Some records:
════

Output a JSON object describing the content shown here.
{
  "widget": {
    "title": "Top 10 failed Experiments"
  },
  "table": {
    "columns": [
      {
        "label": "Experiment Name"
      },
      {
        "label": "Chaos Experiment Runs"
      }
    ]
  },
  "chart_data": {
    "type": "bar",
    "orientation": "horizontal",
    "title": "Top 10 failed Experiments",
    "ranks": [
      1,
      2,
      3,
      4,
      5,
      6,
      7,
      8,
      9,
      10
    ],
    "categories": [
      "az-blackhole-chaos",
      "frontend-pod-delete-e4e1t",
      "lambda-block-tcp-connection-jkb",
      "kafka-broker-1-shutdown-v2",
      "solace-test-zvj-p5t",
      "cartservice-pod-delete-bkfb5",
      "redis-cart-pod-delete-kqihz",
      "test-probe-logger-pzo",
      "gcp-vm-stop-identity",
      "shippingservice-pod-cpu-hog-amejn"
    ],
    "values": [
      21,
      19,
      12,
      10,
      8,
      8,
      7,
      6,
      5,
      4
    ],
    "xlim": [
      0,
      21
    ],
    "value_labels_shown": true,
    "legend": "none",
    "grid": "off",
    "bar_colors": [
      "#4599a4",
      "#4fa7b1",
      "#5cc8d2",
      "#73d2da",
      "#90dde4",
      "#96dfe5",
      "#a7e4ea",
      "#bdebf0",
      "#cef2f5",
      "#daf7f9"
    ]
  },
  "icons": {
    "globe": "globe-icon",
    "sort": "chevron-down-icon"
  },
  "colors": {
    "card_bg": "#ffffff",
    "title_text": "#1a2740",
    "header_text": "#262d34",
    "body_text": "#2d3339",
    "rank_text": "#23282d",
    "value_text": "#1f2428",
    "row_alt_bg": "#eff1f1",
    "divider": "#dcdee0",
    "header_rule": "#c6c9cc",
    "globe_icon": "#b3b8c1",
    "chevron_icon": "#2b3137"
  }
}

════

Look through the data above. Each line containing the word "failed" needs to be copied.

Response
    "title": "Top 10 failed Experiments"
    "title": "Top 10 failed Experiments",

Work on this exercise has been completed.